Exercise goal: Restate the entries word for word, omitting nothing.

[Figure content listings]
____

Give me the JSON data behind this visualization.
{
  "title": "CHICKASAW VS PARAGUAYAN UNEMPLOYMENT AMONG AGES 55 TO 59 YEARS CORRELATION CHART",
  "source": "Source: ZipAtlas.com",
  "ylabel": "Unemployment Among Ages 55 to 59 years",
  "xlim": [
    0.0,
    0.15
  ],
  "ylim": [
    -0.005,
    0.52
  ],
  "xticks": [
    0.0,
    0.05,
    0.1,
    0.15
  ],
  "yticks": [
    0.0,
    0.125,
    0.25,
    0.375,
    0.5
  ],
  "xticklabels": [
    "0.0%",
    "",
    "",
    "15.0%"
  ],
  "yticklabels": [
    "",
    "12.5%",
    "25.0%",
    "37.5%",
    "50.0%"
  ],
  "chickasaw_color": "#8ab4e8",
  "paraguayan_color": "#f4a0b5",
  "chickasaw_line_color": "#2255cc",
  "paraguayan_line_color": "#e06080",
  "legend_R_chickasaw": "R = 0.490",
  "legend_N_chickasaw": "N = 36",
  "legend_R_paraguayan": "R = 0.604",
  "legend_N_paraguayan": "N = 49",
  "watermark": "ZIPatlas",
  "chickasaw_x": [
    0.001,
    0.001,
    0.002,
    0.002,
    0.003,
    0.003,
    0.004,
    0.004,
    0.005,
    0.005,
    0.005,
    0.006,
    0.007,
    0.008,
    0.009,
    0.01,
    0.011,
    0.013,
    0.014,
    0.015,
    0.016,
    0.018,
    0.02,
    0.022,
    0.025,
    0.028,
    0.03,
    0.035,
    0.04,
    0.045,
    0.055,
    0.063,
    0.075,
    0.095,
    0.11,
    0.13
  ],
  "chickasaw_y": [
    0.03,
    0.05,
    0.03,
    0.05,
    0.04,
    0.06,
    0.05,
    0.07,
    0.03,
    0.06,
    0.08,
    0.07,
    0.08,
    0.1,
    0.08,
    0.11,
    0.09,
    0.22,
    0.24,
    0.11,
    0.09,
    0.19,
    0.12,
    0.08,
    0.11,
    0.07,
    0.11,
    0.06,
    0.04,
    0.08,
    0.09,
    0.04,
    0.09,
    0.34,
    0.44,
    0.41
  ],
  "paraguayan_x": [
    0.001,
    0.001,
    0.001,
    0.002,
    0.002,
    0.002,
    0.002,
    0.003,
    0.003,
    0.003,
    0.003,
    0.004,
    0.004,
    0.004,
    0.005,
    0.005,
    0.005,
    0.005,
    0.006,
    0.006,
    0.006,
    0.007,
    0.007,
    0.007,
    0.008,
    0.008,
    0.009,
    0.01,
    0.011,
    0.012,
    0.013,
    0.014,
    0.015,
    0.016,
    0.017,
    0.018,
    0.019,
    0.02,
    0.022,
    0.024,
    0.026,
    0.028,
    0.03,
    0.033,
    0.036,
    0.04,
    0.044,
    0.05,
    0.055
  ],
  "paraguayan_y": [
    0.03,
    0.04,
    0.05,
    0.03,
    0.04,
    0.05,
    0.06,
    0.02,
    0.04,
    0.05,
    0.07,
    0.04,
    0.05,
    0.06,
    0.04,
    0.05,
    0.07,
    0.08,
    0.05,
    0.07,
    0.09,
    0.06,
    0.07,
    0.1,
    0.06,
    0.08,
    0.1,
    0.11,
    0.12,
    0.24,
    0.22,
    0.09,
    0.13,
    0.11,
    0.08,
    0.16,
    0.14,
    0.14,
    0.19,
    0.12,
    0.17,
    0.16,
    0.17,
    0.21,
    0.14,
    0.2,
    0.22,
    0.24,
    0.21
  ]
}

____

Correct result:
Give me the JSON data behind this visualization.
{
  "title": "CHICKASAW VS PARAGUAYAN UNEMPLOYMENT AMONG AGES 55 TO 59 YEARS CORRELATION CHART",
  "source": "Source: ZipAtlas.com",
  "ylabel": "Unemployment Among Ages 55 to 59 years",
  "xlim": [
    0.0,
    0.15
  ],
  "ylim": [
    -0.005,
    0.52
  ],
  "xticks": [
    0.0,
    0.05,
    0.1,
    0.15
  ],
  "yticks": [
    0.0,
    0.125,
    0.25,
    0.375,
    0.5
  ],
  "xticklabels": [
    "0.0%",
    "",
    "",
    "15.0%"
  ],
  "yticklabels": [
    "",
    "12.5%",
    "25.0%",
    "37.5%",
    "50.0%"
  ],
  "chickasaw_color": "#8ab4e8",
  "paraguayan_color": "#f4a0b5",
  "chickasaw_line_color": "#2255cc",
  "paraguayan_line_color": "#e06080",
  "legend_R_chickasaw": "R = 0.490",
  "legend_N_chickasaw": "N = 36",
  "legend_R_paraguayan": "R = 0.604",
  "legend_N_paraguayan": "N = 49",
  "watermark": "ZIPatlas",
  "chickasaw_x": [
    0.001,
    0.001,
    0.002,
    0.002,
    0.003,
    0.003,
    0.004,
    0.004,
    0.005,
    0.005,
    0.005,
    0.006,
    0.007,
    0.008,
    0.009,
    0.01,
    0.011,
    0.013,
    0.014,
    0.015,
    0.016,
    0.018,
    0.02,
    0.022,
    0.025,
    0.028,
    0.03,
    0.035,
    0.04,
    0.045,
    0.055,
    0.063,
    0.075,
    0.095,
    0.11,
    0.13
  ],
  "chickasaw_y": [
    0.03,
    0.05,
    0.03,
    0.05,
    0.04,
    0.06,
    0.05,
    0.07,
    0.03,
    0.06,
    0.08,
    0.07,
    0.08,
    0.1,
    0.08,
    0.11,
    0.09,
    0.22,
    0.24,
    0.11,
    0.09,
    0.19,
    0.12,
    0.08,
    0.11,
    0.07,
    0.11,
    0.06,
    0.04,
    0.08,
    0.09,
    0.04,
    0.09,
    0.34,
    0.44,
    0.41
  ],
  "paraguayan_x": [
    0.001,
    0.001,
    0.001,
    0.002,
    0.002,
    0.002,
    0.002,
    0.003,
    0.003,
    0.003,
    0.003,
    0.004,
    0.004,
    0.004,
    0.005,
    0.005,
    0.005,
    0.005,
    0.006,
    0.006,
    0.006,
    0.007,
    0.007,
    0.007,
    0.008,
    0.008,
    0.009,
    0.01,
    0.011,
    0.012,
    0.013,
    0.014,
    0.015,
    0.016,
    0.017,
    0.018,
    0.019,
    0.02,
    0.022,
    0.024,
    0.026,
    0.028,
    0.03,
    0.033,
    0.036,
    0.04,
    0.044,
    0.05,
    0.055
  ],
  "paraguayan_y": [
    0.03,
    0.04,
    0.05,
    0.03,
    0.04,
    0.05,
    0.06,
    0.02,
    0.04,
    0.05,
    0.07,
    0.04,
    0.05,
    0.06,
    0.04,
    0.05,
    0.07,
    0.08,
    0.05,
    0.07,
    0.09,
    0.06,
    0.07,
    0.1,
    0.06,
    0.08,
    0.1,
    0.11,
    0.12,
    0.24,
    0.22,
    0.09,
    0.13,
    0.11,
    0.08,
    0.16,
    0.14,
    0.14,
    0.19,
    0.12,
    0.17,
    0.16,
    0.17,
    0.21,
    0.14,
    0.2,
    0.22,
    0.24,
    0.21
  ]
}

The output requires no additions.